_Stated problem_.
Write out every record below exactly as it appears.

[START OF Information given]

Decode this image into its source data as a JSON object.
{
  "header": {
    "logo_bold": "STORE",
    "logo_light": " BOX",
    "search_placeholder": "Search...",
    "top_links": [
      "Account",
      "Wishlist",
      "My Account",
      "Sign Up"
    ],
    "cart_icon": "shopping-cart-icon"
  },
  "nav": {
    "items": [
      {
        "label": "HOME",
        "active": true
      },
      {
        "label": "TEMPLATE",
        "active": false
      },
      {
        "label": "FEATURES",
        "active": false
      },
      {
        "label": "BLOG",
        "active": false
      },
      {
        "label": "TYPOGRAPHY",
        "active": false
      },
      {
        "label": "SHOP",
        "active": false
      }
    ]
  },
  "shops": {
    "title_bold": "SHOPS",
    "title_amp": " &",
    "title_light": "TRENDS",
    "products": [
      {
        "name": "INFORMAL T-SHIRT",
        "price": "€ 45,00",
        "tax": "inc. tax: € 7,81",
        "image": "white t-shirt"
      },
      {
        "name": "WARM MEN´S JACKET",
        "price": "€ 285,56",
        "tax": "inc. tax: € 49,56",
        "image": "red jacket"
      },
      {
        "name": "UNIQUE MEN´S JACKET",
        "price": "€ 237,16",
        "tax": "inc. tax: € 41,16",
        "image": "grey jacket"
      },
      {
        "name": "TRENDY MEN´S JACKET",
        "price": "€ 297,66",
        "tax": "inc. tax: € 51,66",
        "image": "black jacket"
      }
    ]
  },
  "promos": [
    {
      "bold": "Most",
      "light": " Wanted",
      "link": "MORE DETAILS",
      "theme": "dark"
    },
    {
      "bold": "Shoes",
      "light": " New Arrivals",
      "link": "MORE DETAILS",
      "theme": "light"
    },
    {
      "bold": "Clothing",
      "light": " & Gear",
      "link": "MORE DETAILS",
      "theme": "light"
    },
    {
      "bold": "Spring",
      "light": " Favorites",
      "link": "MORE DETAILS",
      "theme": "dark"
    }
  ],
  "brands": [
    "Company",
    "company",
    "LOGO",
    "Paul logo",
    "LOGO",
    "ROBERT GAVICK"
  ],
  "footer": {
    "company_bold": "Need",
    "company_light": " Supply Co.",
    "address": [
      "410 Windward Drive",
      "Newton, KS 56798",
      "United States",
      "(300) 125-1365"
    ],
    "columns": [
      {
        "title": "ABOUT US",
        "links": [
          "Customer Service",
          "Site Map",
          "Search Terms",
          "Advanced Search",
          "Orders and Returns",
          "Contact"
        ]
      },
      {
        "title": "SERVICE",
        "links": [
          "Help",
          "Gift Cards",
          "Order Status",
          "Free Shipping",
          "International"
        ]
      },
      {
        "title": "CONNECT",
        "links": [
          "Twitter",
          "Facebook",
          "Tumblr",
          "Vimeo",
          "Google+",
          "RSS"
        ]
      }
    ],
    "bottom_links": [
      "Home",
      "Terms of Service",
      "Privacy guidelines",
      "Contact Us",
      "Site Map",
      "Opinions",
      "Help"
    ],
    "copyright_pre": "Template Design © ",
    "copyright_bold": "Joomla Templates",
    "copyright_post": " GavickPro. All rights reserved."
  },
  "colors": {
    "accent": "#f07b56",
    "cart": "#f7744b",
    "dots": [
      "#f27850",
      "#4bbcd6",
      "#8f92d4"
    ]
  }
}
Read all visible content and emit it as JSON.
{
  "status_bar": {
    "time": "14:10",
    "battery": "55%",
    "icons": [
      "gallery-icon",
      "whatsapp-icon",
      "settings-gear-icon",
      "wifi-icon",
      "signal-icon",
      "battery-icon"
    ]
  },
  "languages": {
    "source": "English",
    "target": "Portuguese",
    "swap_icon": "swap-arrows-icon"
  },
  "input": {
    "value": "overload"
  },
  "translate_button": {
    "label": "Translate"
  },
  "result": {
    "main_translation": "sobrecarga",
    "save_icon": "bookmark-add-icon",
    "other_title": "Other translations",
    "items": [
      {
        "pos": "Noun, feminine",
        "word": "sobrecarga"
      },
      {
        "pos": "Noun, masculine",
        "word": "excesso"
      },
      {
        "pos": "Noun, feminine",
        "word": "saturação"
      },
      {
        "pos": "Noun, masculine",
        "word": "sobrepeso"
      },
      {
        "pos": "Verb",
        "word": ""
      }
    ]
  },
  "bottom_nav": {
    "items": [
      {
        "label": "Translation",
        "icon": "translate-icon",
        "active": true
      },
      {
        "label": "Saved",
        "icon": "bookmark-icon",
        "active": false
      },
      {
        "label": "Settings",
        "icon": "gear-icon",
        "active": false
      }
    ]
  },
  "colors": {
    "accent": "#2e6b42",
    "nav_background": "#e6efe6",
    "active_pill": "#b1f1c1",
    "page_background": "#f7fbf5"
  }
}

[END OF Information given]

_Exercise response_.
Decode this image into its source data as a JSON object.
{
  "header": {
    "logo_bold": "STORE",
    "logo_light": " BOX",
    "search_placeholder": "Search...",
    "top_links": [
      "Account",
      "Wishlist",
      "My Account",
      "Sign Up"
    ],
    "cart_icon": "shopping-cart-icon"
  },
  "nav": {
    "items": [
      {
        "label": "HOME",
        "active": true
      },
      {
        "label": "TEMPLATE",
        "active": false
      },
      {
        "label": "FEATURES",
        "active": false
      },
      {
        "label": "BLOG",
        "active": false
      },
      {
        "label": "TYPOGRAPHY",
        "active": false
      },
      {
        "label": "SHOP",
        "active": false
      }
    ]
  },
  "shops": {
    "title_bold": "SHOPS",
    "title_amp": " &",
    "title_light": "TRENDS",
    "products": [
      {
        "name": "INFORMAL T-SHIRT",
        "price": "€ 45,00",
        "tax": "inc. tax: € 7,81",
        "image": "white t-shirt"
      },
      {
        "name": "WARM MEN´S JACKET",
        "price": "€ 285,56",
        "tax": "inc. tax: € 49,56",
        "image": "red jacket"
      },
      {
        "name": "UNIQUE MEN´S JACKET",
        "price": "€ 237,16",
        "tax": "inc. tax: € 41,16",
        "image": "grey jacket"
      },
      {
        "name": "TRENDY MEN´S JACKET",
        "price": "€ 297,66",
        "tax": "inc. tax: € 51,66",
        "image": "black jacket"
      }
    ]
  },
  "promos": [
    {
      "bold": "Most",
      "light": " Wanted",
      "link": "MORE DETAILS",
      "theme": "dark"
    },
    {
      "bold": "Shoes",
      "light": " New Arrivals",
      "link": "MORE DETAILS",
      "theme": "light"
    },
    {
      "bold": "Clothing",
      "light": " & Gear",
      "link": "MORE DETAILS",
      "theme": "light"
    },
    {
      "bold": "Spring",
      "light": " Favorites",
      "link": "MORE DETAILS",
      "theme": "dark"
    }
  ],
  "brands": [
    "Company",
    "company",
    "LOGO",
    "Paul logo",
    "LOGO",
    "ROBERT GAVICK"
  ],
  "footer": {
    "company_bold": "Need",
    "company_light": " Supply Co.",
    "address": [
      "410 Windward Drive",
      "Newton, KS 56798",
      "United States",
      "(300) 125-1365"
    ],
    "columns": [
      {
        "title": "ABOUT US",
        "links": [
          "Customer Service",
          "Site Map",
          "Search Terms",
          "Advanced Search",
          "Orders and Returns",
          "Contact"
        ]
      },
      {
        "title": "SERVICE",
        "links": [
          "Help",
          "Gift Cards",
          "Order Status",
          "Free Shipping",
          "International"
        ]
      },
      {
        "title": "CONNECT",
        "links": [
          "Twitter",
          "Facebook",
          "Tumblr",
          "Vimeo",
          "Google+",
          "RSS"
        ]
      }
    ],
    "bottom_links": [
      "Home",
      "Terms of Service",
      "Privacy guidelines",
      "Contact Us",
      "Site Map",
      "Opinions",
      "Help"
    ],
    "copyright_pre": "Template Design © ",
    "copyright_bold": "Joomla Templates",
    "copyright_post": " GavickPro. All rights reserved."
  },
  "colors": {
    "accent": "#f07b56",
    "cart": "#f7744b",
    "dots": [
      "#f27850",
      "#4bbcd6",
      "#8f92d4"
    ]
  }
}
Read all visible content and emit it as JSON.
{
  "status_bar": {
    "time": "14:10",
    "battery": "55%",
    "icons": [
      "gallery-icon",
      "whatsapp-icon",
      "settings-gear-icon",
      "wifi-icon",
      "signal-icon",
      "battery-icon"
    ]
  },
  "languages": {
    "source": "English",
    "target": "Portuguese",
    "swap_icon": "swap-arrows-icon"
  },
  "input": {
    "value": "overload"
  },
  "translate_button": {
    "label": "Translate"
  },
  "result": {
    "main_translation": "sobrecarga",
    "save_icon": "bookmark-add-icon",
    "other_title": "Other translations",
    "items": [
      {
        "pos": "Noun, feminine",
        "word": "sobrecarga"
      },
      {
        "pos": "Noun, masculine",
        "word": "excesso"
      },
      {
        "pos": "Noun, feminine",
        "word": "saturação"
      },
      {
        "pos": "Noun, masculine",
        "word": "sobrepeso"
      },
      {
        "pos": "Verb",
        "word": ""
      }
    ]
  },
  "bottom_nav": {
    "items": [
      {
        "label": "Translation",
        "icon": "translate-icon",
        "active": true
      },
      {
        "label": "Saved",
        "icon": "bookmark-icon",
        "active": false
      },
      {
        "label": "Settings",
        "icon": "gear-icon",
        "active": false
      }
    ]
  },
  "colors": {
    "accent": "#2e6b42",
    "nav_background": "#e6efe6",
    "active_pill": "#b1f1c1",
    "page_background": "#f7fbf5"
  }
}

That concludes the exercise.